• Given problem
All of the entries need to be written out again, exactly as they are.

[Data entries for graphics]
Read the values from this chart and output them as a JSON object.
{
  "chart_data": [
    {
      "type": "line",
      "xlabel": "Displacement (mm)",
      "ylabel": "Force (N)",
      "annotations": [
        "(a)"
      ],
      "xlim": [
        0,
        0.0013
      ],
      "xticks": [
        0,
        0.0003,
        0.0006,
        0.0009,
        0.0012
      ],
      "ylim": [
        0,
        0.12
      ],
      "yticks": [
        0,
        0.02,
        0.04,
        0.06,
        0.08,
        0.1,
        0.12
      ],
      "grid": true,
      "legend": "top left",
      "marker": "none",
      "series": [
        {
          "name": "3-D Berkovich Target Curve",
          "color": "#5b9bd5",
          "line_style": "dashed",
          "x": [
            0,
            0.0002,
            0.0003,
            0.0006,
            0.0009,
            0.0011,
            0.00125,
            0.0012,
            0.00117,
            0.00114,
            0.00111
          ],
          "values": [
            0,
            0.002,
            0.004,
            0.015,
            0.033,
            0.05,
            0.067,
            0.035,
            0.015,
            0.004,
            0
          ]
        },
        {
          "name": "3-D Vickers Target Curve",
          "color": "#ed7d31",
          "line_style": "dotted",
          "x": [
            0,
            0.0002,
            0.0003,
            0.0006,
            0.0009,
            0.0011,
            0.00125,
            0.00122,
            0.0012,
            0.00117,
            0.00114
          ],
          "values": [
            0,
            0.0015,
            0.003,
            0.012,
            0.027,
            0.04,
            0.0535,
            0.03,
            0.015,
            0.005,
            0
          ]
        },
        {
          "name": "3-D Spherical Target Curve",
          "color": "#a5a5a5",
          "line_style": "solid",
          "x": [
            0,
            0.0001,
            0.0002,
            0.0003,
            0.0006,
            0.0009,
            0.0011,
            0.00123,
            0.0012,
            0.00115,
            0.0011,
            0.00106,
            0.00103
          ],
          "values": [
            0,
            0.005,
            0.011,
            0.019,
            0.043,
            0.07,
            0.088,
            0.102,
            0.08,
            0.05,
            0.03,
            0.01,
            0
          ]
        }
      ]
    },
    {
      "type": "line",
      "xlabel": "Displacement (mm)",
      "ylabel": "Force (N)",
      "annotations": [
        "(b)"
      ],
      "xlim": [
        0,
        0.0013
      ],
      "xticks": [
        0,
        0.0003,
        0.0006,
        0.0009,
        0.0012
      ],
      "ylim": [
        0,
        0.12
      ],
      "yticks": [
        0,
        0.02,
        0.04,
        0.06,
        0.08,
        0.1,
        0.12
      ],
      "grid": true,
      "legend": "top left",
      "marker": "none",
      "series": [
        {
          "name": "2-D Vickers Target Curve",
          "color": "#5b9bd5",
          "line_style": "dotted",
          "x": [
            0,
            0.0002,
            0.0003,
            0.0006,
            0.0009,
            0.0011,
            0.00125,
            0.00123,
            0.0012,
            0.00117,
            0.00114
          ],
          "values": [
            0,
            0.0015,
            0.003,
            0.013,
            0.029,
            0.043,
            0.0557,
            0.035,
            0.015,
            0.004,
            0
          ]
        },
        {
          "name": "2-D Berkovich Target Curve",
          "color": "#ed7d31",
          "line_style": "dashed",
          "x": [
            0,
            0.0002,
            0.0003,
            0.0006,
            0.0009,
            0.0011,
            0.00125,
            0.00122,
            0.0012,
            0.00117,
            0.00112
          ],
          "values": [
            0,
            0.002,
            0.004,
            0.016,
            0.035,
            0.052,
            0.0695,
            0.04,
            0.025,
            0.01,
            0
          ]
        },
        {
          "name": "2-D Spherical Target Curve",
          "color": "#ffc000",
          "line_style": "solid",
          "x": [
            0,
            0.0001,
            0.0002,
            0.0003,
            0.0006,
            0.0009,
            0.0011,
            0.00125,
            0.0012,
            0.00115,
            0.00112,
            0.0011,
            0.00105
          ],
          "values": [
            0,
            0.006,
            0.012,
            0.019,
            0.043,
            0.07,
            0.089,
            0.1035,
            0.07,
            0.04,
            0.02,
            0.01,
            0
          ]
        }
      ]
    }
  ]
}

• Exercise output
Read the values from this chart and output them as a JSON object.
{
  "chart_data": [
    {
      "type": "line",
      "xlabel": "Displacement (mm)",
      "ylabel": "Force (N)",
      "annotations": [
        "(a)"
      ],
      "xlim": [
        0,
        0.0013
      ],
      "xticks": [
        0,
        0.0003,
        0.0006,
        0.0009,
        0.0012
      ],
      "ylim": [
        0,
        0.12
      ],
      "yticks": [
        0,
        0.02,
        0.04,
        0.06,
        0.08,
        0.1,
        0.12
      ],
      "grid": true,
      "legend": "top left",
      "marker": "none",
      "series": [
        {
          "name": "3-D Berkovich Target Curve",
          "color": "#5b9bd5",
          "line_style": "dashed",
          "x": [
            0,
            0.0002,
            0.0003,
            0.0006,
            0.0009,
            0.0011,
            0.00125,
            0.0012,
            0.00117,
            0.00114,
            0.00111
          ],
          "values": [
            0,
            0.002,
            0.004,
            0.015,
            0.033,
            0.05,
            0.067,
            0.035,
            0.015,
            0.004,
            0
          ]
        },
        {
          "name": "3-D Vickers Target Curve",
          "color": "#ed7d31",
          "line_style": "dotted",
          "x": [
            0,
            0.0002,
            0.0003,
            0.0006,
            0.0009,
            0.0011,
            0.00125,
            0.00122,
            0.0012,
            0.00117,
            0.00114
          ],
          "values": [
            0,
            0.0015,
            0.003,
            0.012,
            0.027,
            0.04,
            0.0535,
            0.03,
            0.015,
            0.005,
            0
          ]
        },
        {
          "name": "3-D Spherical Target Curve",
          "color": "#a5a5a5",
          "line_style": "solid",
          "x": [
            0,
            0.0001,
            0.0002,
            0.0003,
            0.0006,
            0.0009,
            0.0011,
            0.00123,
            0.0012,
            0.00115,
            0.0011,
            0.00106,
            0.00103
          ],
          "values": [
            0,
            0.005,
            0.011,
            0.019,
            0.043,
            0.07,
            0.088,
            0.102,
            0.08,
            0.05,
            0.03,
            0.01,
            0
          ]
        }
      ]
    },
    {
      "type": "line",
      "xlabel": "Displacement (mm)",
      "ylabel": "Force (N)",
      "annotations": [
        "(b)"
      ],
      "xlim": [
        0,
        0.0013
      ],
      "xticks": [
        0,
        0.0003,
        0.0006,
        0.0009,
        0.0012
      ],
      "ylim": [
        0,
        0.12
      ],
      "yticks": [
        0,
        0.02,
        0.04,
        0.06,
        0.08,
        0.1,
        0.12
      ],
      "grid": true,
      "legend": "top left",
      "marker": "none",
      "series": [
        {
          "name": "2-D Vickers Target Curve",
          "color": "#5b9bd5",
          "line_style": "dotted",
          "x": [
            0,
            0.0002,
            0.0003,
            0.0006,
            0.0009,
            0.0011,
            0.00125,
            0.00123,
            0.0012,
            0.00117,
            0.00114
          ],
          "values": [
            0,
            0.0015,
            0.003,
            0.013,
            0.029,
            0.043,
            0.0557,
            0.035,
            0.015,
            0.004,
            0
          ]
        },
        {
          "name": "2-D Berkovich Target Curve",
          "color": "#ed7d31",
          "line_style": "dashed",
          "x": [
            0,
            0.0002,
            0.0003,
            0.0006,
            0.0009,
            0.0011,
            0.00125,
            0.00122,
            0.0012,
            0.00117,
            0.00112
          ],
          "values": [
            0,
            0.002,
            0.004,
            0.016,
            0.035,
            0.052,
            0.0695,
            0.04,
            0.025,
            0.01,
            0
          ]
        },
        {
          "name": "2-D Spherical Target Curve",
          "color": "#ffc000",
          "line_style": "solid",
          "x": [
            0,
            0.0001,
            0.0002,
            0.0003,
            0.0006,
            0.0009,
            0.0011,
            0.00125,
            0.0012,
            0.00115,
            0.00112,
            0.0011,
            0.00105
          ],
          "values": [
            0,
            0.006,
            0.012,
            0.019,
            0.043,
            0.07,
            0.089,
            0.1035,
            0.07,
            0.04,
            0.02,
            0.01,
            0
          ]
        }
      ]
    }
  ]
}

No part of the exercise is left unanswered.